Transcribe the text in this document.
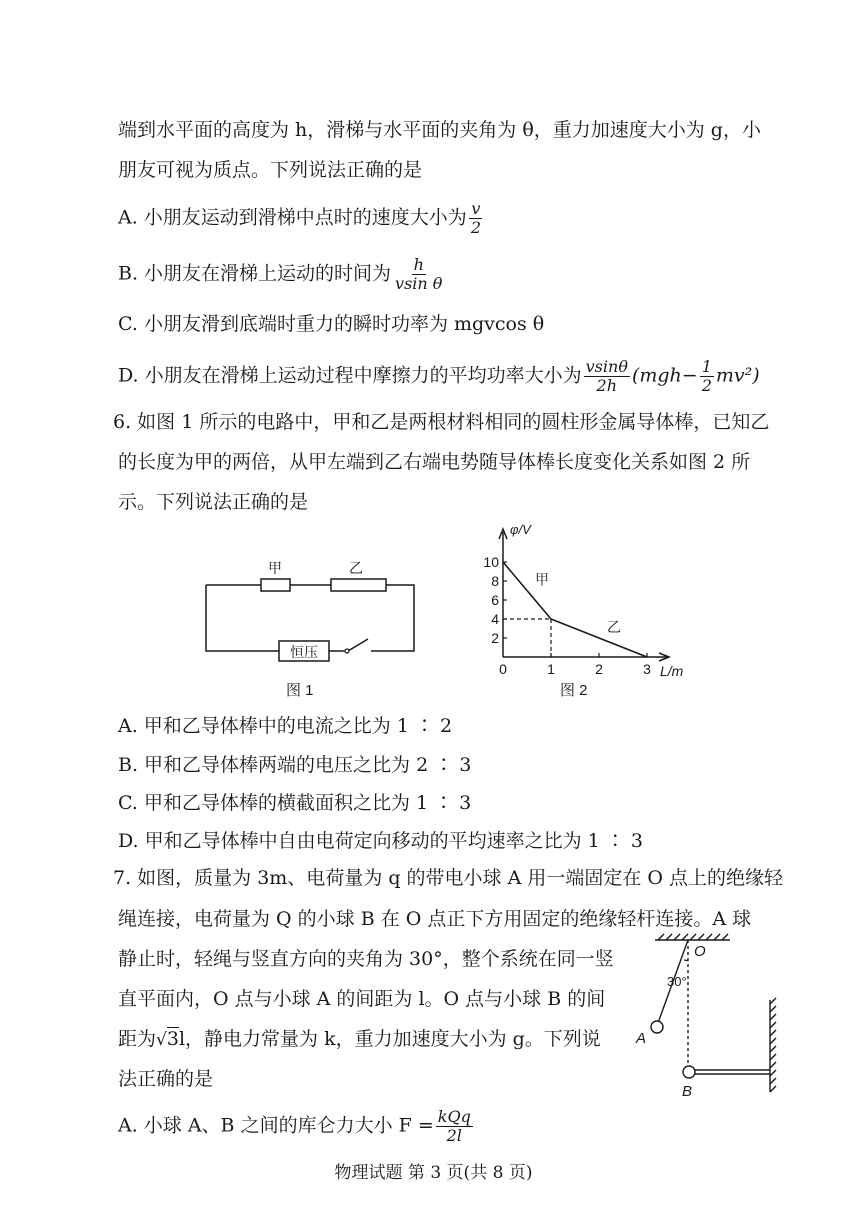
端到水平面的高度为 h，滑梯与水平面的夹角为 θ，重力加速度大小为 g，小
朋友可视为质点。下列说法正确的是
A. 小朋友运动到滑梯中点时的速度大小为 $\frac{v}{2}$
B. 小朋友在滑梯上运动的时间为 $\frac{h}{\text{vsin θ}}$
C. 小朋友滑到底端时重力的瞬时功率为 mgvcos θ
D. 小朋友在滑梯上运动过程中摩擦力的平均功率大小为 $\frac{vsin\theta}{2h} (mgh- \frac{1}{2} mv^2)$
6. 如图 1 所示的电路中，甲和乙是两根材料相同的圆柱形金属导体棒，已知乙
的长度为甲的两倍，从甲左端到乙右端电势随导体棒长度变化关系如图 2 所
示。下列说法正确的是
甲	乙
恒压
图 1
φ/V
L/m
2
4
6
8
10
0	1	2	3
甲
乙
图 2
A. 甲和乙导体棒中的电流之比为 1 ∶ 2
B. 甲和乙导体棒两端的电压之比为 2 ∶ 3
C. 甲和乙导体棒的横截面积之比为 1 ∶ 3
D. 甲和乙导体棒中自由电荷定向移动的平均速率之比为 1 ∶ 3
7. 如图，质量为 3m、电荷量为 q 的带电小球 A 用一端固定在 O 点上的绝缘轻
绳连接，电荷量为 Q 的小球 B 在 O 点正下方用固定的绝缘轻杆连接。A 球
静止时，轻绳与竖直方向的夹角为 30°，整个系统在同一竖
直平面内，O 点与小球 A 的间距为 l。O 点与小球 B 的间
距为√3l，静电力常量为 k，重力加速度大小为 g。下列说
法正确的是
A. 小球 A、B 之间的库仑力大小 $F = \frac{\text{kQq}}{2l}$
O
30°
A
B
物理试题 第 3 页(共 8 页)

STATED PROBLEM: From the entries above, copy every line that holds the word "frac".

FINAL ANSWER:
A. 小朋友运动到滑梯中点时的速度大小为 $\frac{v}{2}$
B. 小朋友在滑梯上运动的时间为 $\frac{h}{\text{vsin θ}}$
D. 小朋友在滑梯上运动过程中摩擦力的平均功率大小为 $\frac{vsin\theta}{2h} (mgh- \frac{1}{2} mv^2)$
A. 小球 A、B 之间的库仑力大小 $F = \frac{\text{kQq}}{2l}$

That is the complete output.